Given records
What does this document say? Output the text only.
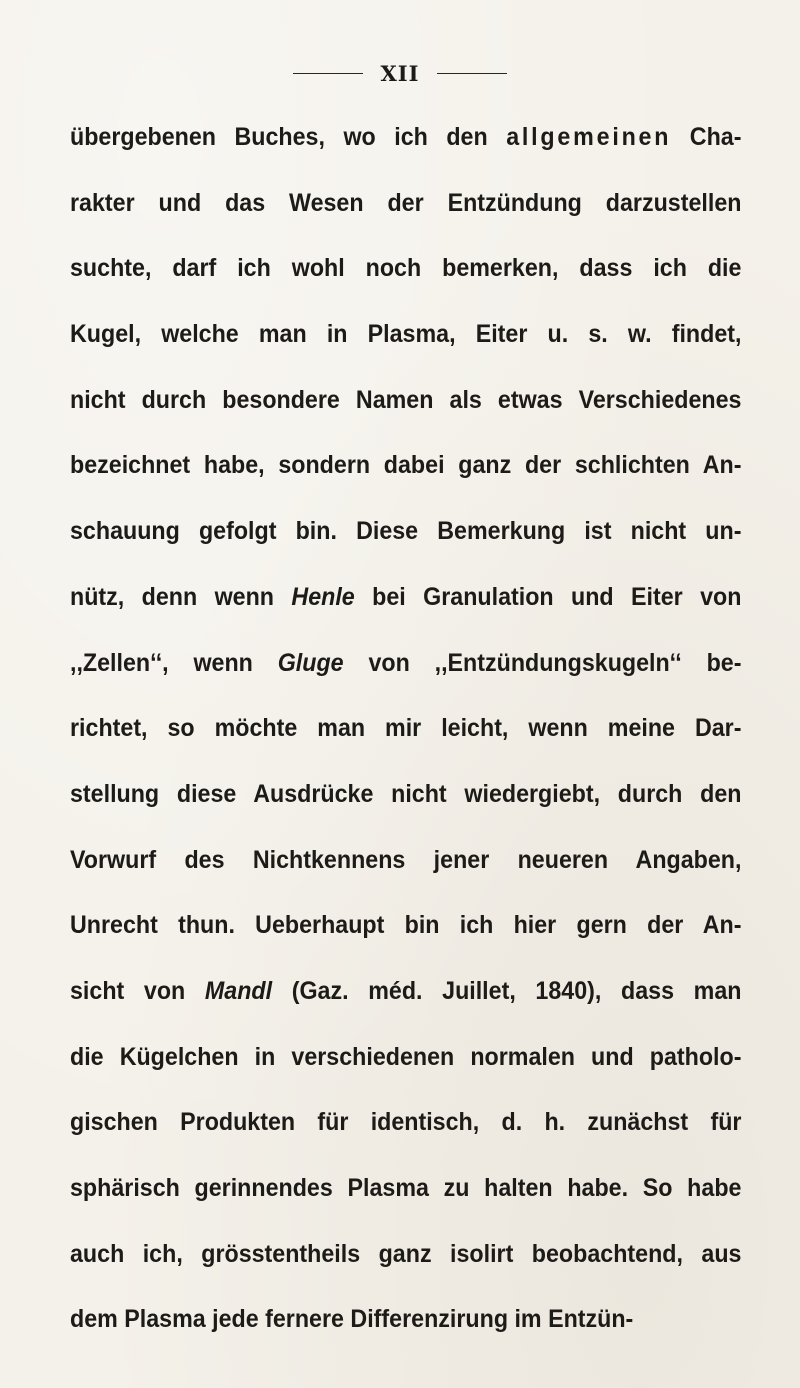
XII
übergebenen Buches, wo ich den allgemeinen Cha-
rakter und das Wesen der Entzündung darzustellen
suchte, darf ich wohl noch bemerken, dass ich die
Kugel, welche man in Plasma, Eiter u. s. w. findet,
nicht durch besondere Namen als etwas Verschiedenes
bezeichnet habe, sondern dabei ganz der schlichten An-
schauung gefolgt bin. Diese Bemerkung ist nicht un-
nütz, denn wenn Henle bei Granulation und Eiter von
,,Zellen‘‘, wenn Gluge von ,,Entzündungskugeln‘‘ be-
richtet, so möchte man mir leicht, wenn meine Dar-
stellung diese Ausdrücke nicht wiedergiebt, durch den
Vorwurf des Nichtkennens jener neueren Angaben,
Unrecht thun. Ueberhaupt bin ich hier gern der An-
sicht von Mandl (Gaz. méd. Juillet, 1840), dass man
die Kügelchen in verschiedenen normalen und patholo-
gischen Produkten für identisch, d. h. zunächst für
sphärisch gerinnendes Plasma zu halten habe. So habe
auch ich, grösstentheils ganz isolirt beobachtend, aus
dem Plasma jede fernere Differenzirung im Entzün-
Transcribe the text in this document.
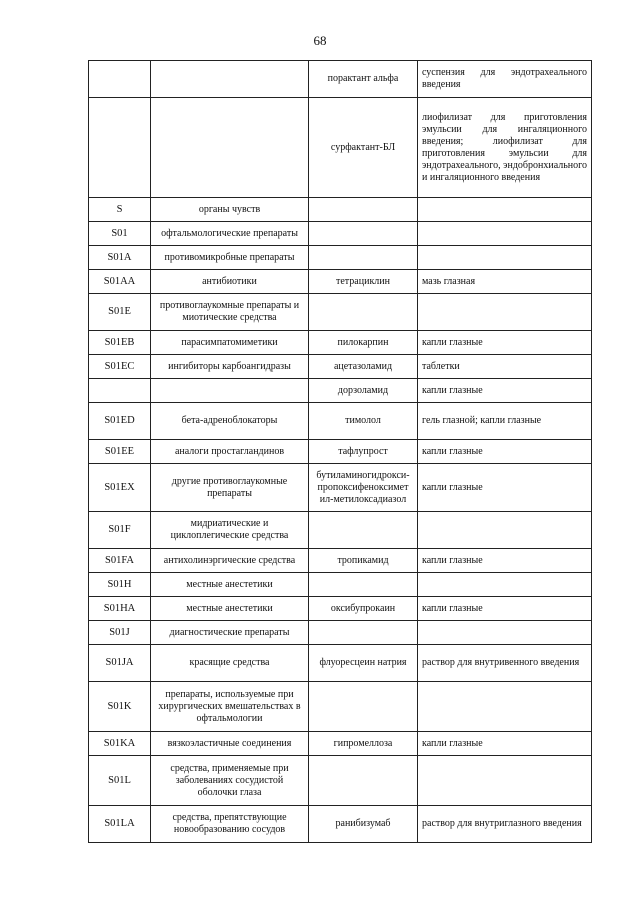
68
		порактант альфа	суспензия для эндотрахеального введения

		сурфактант-БЛ	лиофилизат для приготовления эмульсии для ингаляционного введения; лиофилизат для приготовления эмульсии для эндотрахеального, эндобронхиального и ингаляционного введения

S	органы чувств		

S01	офтальмологические препараты		

S01A	противомикробные препараты		

S01AA	антибиотики	тетрациклин	мазь глазная

S01E	противоглаукомные препараты и миотические средства		

S01EB	парасимпатомиметики	пилокарпин	капли глазные

S01EC	ингибиторы карбоангидразы	ацетазоламид	таблетки

		дорзоламид	капли глазные

S01ED	бета-адреноблокаторы	тимолол	гель глазной; капли глазные

S01EE	аналоги простагландинов	тафлупрост	капли глазные

S01EX	другие противоглаукомные препараты	бутиламиногидрокси-пропоксифеноксимет ил-метилоксадиазол	капли глазные

S01F	мидриатические и циклоплегические средства		

S01FA	антихолинэргические средства	тропикамид	капли глазные

S01H	местные анестетики		

S01HA	местные анестетики	оксибупрокаин	капли глазные

S01J	диагностические препараты		

S01JA	красящие средства	флуоресцеин натрия	раствор для внутривенного введения

S01K	препараты, используемые при хирургических вмешательствах в офтальмологии		

S01KA	вязкоэластичные соединения	гипромеллоза	капли глазные

S01L	средства, применяемые при заболеваниях сосудистой оболочки глаза		

S01LA	средства, препятствующие новообразованию сосудов	ранибизумаб	раствор для внутриглазного введения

What is asked
Return every line of the records exactly as given, pictures excluded.

Response
What does this document say? Output the text only.
XII
übergebenen Buches, wo ich den allgemeinen Cha-
rakter und das Wesen der Entzündung darzustellen
suchte, darf ich wohl noch bemerken, dass ich die
Kugel, welche man in Plasma, Eiter u. s. w. findet,
nicht durch besondere Namen als etwas Verschiedenes
bezeichnet habe, sondern dabei ganz der schlichten An-
schauung gefolgt bin. Diese Bemerkung ist nicht un-
nütz, denn wenn Henle bei Granulation und Eiter von
,,Zellen‘‘, wenn Gluge von ,,Entzündungskugeln‘‘ be-
richtet, so möchte man mir leicht, wenn meine Dar-
stellung diese Ausdrücke nicht wiedergiebt, durch den
Vorwurf des Nichtkennens jener neueren Angaben,
Unrecht thun. Ueberhaupt bin ich hier gern der An-
sicht von Mandl (Gaz. méd. Juillet, 1840), dass man
die Kügelchen in verschiedenen normalen und patholo-
gischen Produkten für identisch, d. h. zunächst für
sphärisch gerinnendes Plasma zu halten habe. So habe
auch ich, grösstentheils ganz isolirt beobachtend, aus
dem Plasma jede fernere Differenzirung im Entzün-
Transcribe the text in this document.
68
		порактант альфа	суспензия для эндотрахеального введения

		сурфактант-БЛ	лиофилизат для приготовления эмульсии для ингаляционного введения; лиофилизат для приготовления эмульсии для эндотрахеального, эндобронхиального и ингаляционного введения

S	органы чувств		

S01	офтальмологические препараты		

S01A	противомикробные препараты		

S01AA	антибиотики	тетрациклин	мазь глазная

S01E	противоглаукомные препараты и миотические средства		

S01EB	парасимпатомиметики	пилокарпин	капли глазные

S01EC	ингибиторы карбоангидразы	ацетазоламид	таблетки

		дорзоламид	капли глазные

S01ED	бета-адреноблокаторы	тимолол	гель глазной; капли глазные

S01EE	аналоги простагландинов	тафлупрост	капли глазные

S01EX	другие противоглаукомные препараты	бутиламиногидрокси-пропоксифеноксимет ил-метилоксадиазол	капли глазные

S01F	мидриатические и циклоплегические средства		

S01FA	антихолинэргические средства	тропикамид	капли глазные

S01H	местные анестетики		

S01HA	местные анестетики	оксибупрокаин	капли глазные

S01J	диагностические препараты		

S01JA	красящие средства	флуоресцеин натрия	раствор для внутривенного введения

S01K	препараты, используемые при хирургических вмешательствах в офтальмологии		

S01KA	вязкоэластичные соединения	гипромеллоза	капли глазные

S01L	средства, применяемые при заболеваниях сосудистой оболочки глаза		

S01LA	средства, препятствующие новообразованию сосудов	ранибизумаб	раствор для внутриглазного введения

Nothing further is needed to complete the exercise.